▶ _Task prompt_
Count the lines below that contain the word "washer". Give only the number.

☆ ☆ ☆ ☆ ☆

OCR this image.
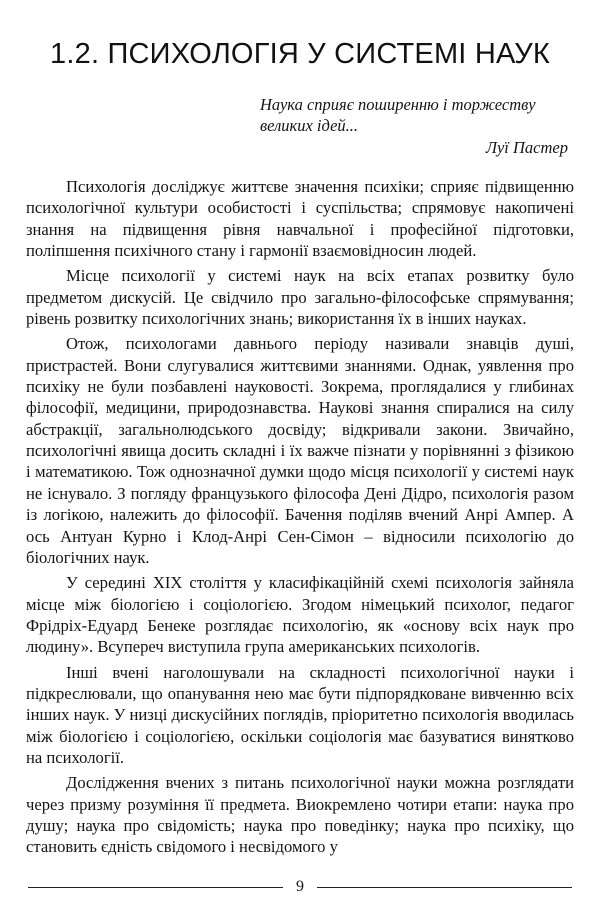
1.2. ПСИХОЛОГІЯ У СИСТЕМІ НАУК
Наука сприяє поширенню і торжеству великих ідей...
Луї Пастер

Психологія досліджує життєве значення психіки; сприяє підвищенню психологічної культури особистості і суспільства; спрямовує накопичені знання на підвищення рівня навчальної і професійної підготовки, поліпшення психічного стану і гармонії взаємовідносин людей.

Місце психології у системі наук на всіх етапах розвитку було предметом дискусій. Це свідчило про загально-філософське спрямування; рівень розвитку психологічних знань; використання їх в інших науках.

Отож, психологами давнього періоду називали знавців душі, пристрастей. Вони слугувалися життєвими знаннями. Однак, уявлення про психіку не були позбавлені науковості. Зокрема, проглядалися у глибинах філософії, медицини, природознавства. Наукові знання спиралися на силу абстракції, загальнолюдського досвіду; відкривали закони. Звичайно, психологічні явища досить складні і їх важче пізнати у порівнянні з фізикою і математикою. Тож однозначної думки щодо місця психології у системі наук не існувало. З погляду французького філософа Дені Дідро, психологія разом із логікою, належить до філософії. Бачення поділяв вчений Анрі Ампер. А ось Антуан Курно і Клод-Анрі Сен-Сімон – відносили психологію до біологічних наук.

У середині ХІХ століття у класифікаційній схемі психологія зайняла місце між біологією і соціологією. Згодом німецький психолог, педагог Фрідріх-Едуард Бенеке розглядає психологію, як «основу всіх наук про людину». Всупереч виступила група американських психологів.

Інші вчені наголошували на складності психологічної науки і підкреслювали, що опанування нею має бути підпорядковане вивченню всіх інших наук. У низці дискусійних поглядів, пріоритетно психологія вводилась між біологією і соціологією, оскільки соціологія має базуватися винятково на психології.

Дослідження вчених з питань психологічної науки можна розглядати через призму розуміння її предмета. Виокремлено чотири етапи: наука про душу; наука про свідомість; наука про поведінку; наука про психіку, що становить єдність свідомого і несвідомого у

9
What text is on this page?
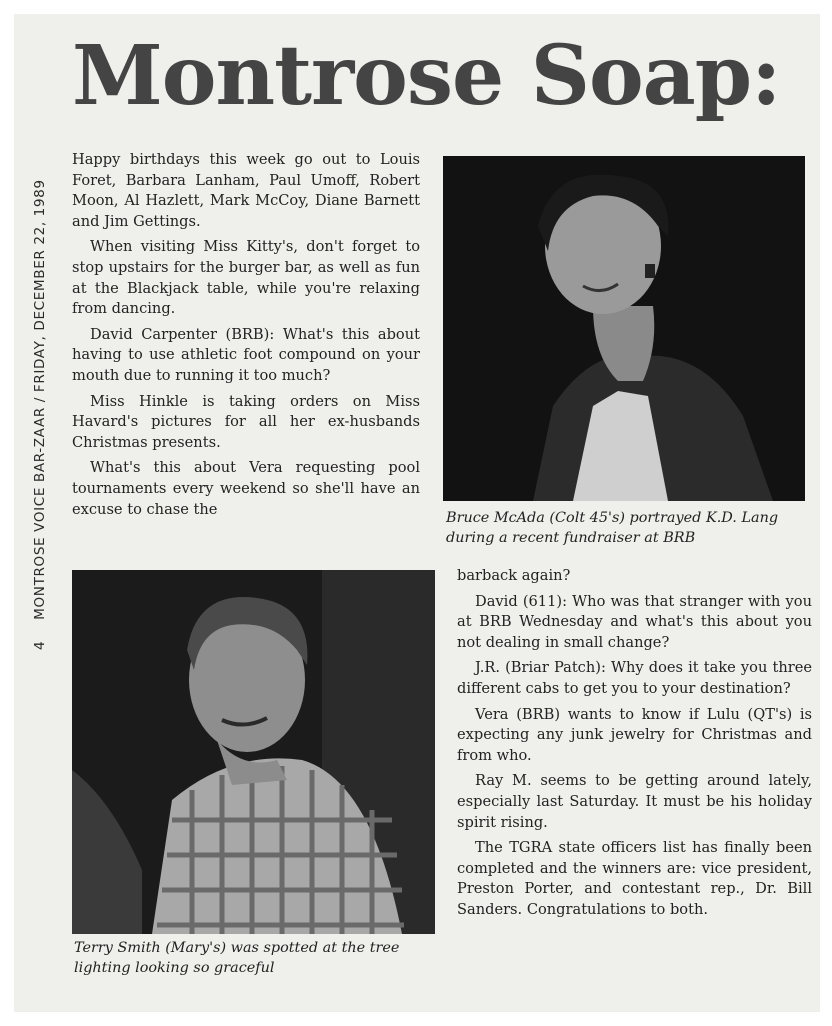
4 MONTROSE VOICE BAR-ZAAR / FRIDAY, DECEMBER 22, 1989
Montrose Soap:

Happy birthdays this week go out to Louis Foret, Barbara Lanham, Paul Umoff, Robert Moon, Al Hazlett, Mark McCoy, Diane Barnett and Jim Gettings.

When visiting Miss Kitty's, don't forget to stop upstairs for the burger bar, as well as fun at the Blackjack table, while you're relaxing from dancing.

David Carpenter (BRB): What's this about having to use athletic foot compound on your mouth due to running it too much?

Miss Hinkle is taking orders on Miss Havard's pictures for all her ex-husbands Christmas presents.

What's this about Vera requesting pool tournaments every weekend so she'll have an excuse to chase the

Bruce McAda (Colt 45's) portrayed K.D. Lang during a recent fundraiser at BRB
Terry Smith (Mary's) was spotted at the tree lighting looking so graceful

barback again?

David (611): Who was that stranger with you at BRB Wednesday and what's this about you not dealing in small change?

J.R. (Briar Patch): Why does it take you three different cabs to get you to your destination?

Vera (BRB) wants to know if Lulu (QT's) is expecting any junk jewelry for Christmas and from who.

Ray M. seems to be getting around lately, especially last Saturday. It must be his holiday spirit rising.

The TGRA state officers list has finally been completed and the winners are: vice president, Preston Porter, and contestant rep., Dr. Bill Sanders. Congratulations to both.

☆ ☆ ☆ ☆ ☆

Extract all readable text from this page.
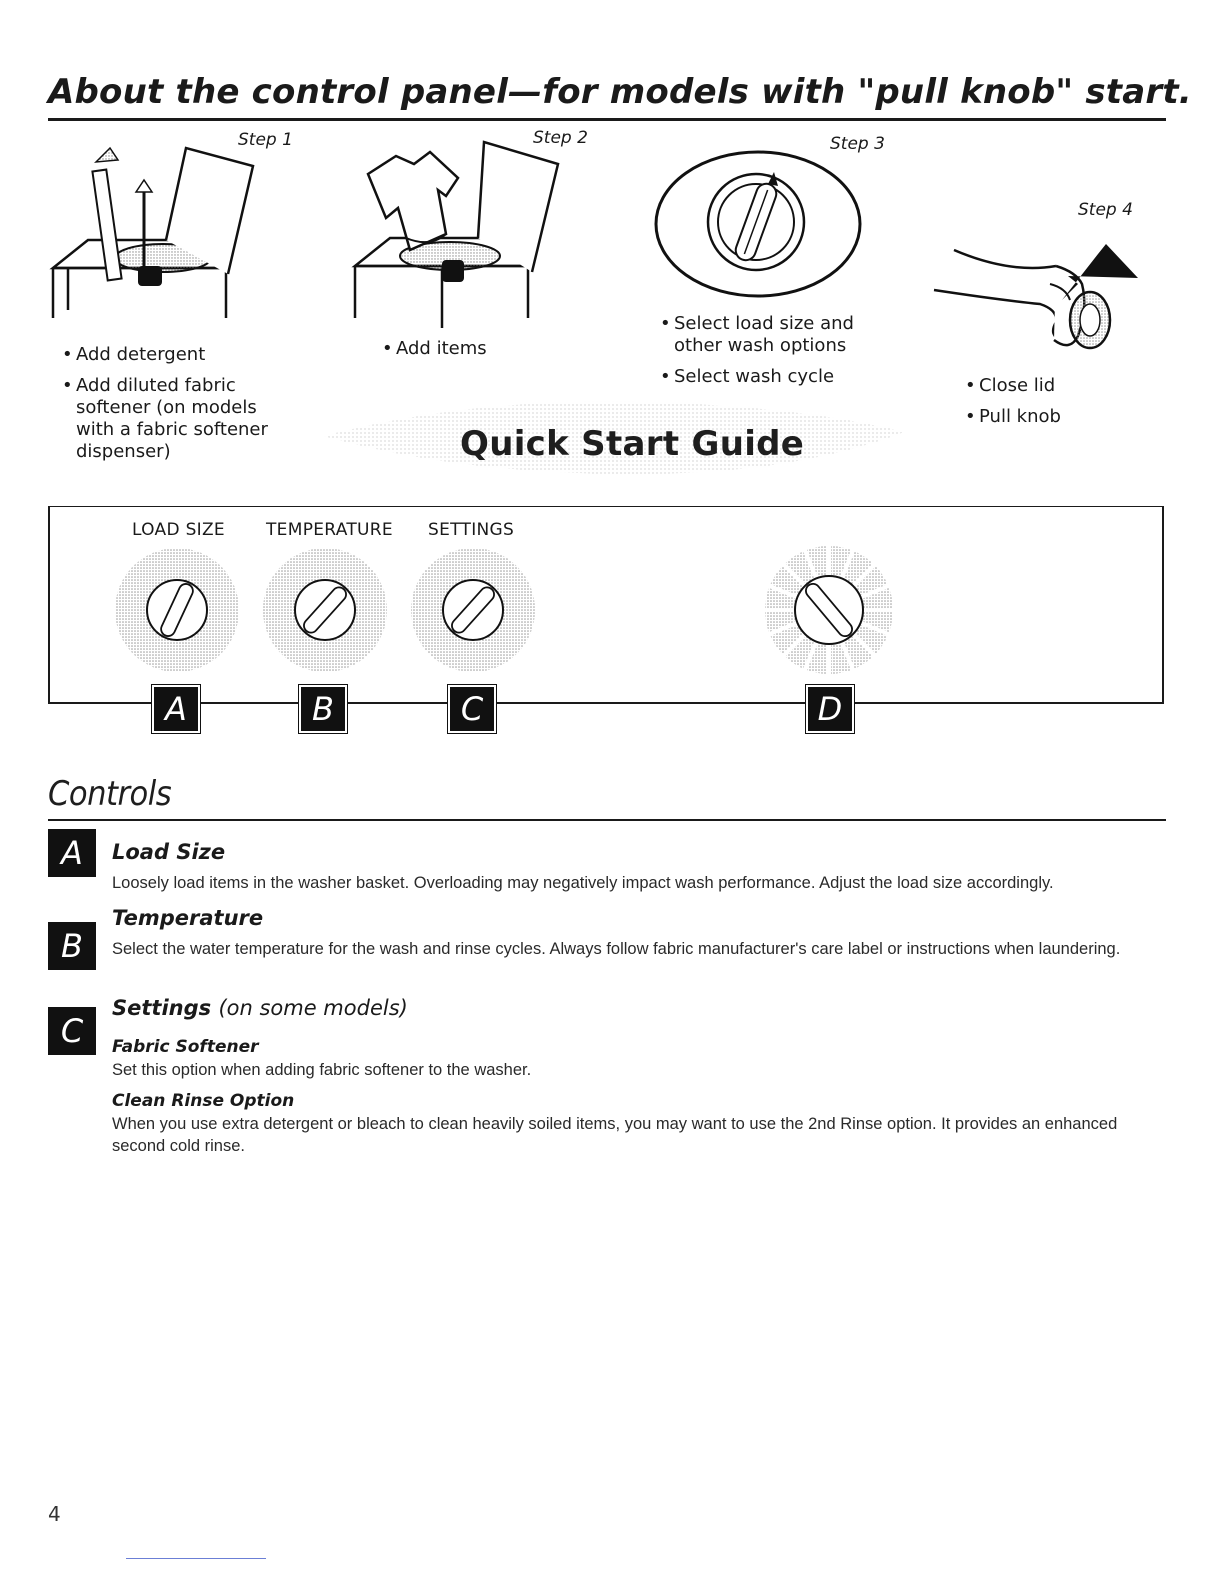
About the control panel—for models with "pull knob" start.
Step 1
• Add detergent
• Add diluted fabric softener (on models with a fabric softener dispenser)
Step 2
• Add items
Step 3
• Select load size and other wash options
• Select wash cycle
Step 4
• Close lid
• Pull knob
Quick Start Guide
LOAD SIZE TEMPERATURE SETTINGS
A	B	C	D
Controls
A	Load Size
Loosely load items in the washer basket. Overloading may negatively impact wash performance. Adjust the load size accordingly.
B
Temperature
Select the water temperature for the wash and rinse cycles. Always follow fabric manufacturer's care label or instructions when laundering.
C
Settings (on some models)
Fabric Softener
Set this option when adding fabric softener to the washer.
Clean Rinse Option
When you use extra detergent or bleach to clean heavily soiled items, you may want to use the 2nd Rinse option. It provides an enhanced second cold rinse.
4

☆ ☆ ☆ ☆ ☆

▶ _Result_
2